# 本文
2020年の2月、新プロジェクト実施のために佐渡島へ来日していたライリーさんが、パンデミックの影響もあり、85歳という年齢でそのまま日本へ移住することを決意したことも記憶に新しいですよね。
そんなまだまだバリバリ現役なライリーさんが1969年にリリースした、2曲入りの傑作『A Rainbow in Curved Air』の表題曲を紹介します。
1つのフレーズが反復していくミニマル・ミュージックの手法を軸として、オーバーダビングを用いた電子オルガンやハープシコード、タブラッカといった楽器で生み出された18分をこえる音世界は、まさに虹色のサイケデリアのごとし。
どこか異国情緒を感じさせる、というのもポイントです。
あのザ・フーのギタリスト、ピート・タウンゼントさんがこの曲に影響を受けて名曲『Baba O’Railey』を作ったという逸話も踏まえると、この楽曲の偉大さが理解できるというものでしょう。
(KOH-1)
Music for 18 MusiciansSteve Reich
現代音楽というカテゴリーの中で、ミニマル・ミュージックと呼ばれるジャンルが存在します。

# 課題 1
本文で、『A Rainbow in Curved Air』の表題曲に使われた楽器として挙げられているものをすべて書き出してください。
# 課題 2
本文では、どうしてこの曲のすごさがわかるといっていますか。1〜3文で説明してください。
# 課題 3
本文のうち、「そんなまだまだバリバリ現役なライリーさんが1969年にリリースした、2曲入りの傑作『A Rainbow in」で始まり「解できるというものでしょう。」までの部分を引用してください。
この一覧は、本文とは別のところから取ったものです。

# 提供データ

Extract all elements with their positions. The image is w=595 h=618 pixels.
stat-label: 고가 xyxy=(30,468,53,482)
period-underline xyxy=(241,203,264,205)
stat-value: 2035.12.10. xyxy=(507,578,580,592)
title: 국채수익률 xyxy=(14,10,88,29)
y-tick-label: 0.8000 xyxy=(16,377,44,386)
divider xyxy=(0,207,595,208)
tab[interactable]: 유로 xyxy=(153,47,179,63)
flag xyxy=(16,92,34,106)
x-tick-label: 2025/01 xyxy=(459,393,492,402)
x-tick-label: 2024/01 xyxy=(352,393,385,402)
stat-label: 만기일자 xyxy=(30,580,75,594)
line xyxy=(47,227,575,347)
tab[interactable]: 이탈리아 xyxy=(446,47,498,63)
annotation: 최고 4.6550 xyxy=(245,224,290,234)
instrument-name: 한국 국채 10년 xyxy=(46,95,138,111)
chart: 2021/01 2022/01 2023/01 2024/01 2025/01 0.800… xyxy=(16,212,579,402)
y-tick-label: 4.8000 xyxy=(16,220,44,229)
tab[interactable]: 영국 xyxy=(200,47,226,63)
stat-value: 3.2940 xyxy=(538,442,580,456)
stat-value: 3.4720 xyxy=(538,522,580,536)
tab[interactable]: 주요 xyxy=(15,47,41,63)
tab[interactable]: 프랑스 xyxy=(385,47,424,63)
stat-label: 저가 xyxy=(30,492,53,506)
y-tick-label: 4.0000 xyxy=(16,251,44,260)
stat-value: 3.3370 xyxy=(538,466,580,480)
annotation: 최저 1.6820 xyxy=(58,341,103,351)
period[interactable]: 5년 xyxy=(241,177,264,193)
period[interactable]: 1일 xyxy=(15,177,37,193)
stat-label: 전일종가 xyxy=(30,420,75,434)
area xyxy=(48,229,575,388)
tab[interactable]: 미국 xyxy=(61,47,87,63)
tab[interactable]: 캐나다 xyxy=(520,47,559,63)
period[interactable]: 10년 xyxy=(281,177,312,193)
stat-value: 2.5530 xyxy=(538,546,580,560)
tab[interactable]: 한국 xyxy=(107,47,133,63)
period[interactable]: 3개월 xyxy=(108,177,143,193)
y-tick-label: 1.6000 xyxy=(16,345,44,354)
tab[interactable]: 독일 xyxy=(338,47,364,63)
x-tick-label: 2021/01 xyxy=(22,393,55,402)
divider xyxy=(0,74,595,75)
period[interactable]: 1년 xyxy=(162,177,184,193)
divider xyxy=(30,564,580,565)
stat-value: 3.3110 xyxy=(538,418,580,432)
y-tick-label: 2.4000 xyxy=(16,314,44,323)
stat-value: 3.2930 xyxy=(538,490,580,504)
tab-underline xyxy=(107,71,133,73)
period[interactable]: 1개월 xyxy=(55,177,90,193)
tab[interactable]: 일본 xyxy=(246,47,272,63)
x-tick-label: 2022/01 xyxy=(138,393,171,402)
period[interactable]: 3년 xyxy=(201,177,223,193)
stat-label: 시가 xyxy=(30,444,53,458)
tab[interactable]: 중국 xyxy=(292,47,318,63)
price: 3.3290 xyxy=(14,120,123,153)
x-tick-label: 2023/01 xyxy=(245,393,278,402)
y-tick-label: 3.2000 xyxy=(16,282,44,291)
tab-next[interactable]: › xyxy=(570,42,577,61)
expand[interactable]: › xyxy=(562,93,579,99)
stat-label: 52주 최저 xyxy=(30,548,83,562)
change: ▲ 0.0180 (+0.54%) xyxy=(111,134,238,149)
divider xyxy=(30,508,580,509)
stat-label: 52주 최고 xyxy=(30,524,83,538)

# 解答 1
電子オルガン、ハープシコード、タブラッカ

# 解答 2
ザ・フーのギタリストのピート・タウンゼントさんが、この曲に影響を受けて名曲『Baba O’Railey』を作ったという逸話があるからです。

# 解答 3
そんなまだまだバリバリ現役なライリーさんが1969年にリリースした、2曲入りの傑作『A Rainbow in Curved Air』の表題曲を紹介します。
1つのフレーズが反復していくミニマル・ミュージックの手法を軸として、オーバーダビングを用いた電子オルガンやハープシコード、タブラッカといった楽器で生み出された18分をこえる音世界は、まさに虹色のサイケデリアのごとし。
どこか異国情緒を感じさせる、というのもポイントです。
あのザ・フーのギタリスト、ピート・タウンゼントさんがこの曲に影響を受けて名曲『Baba O’Railey』を作ったという逸話も踏まえると、この楽曲の偉大さが理解できるというものでしょう。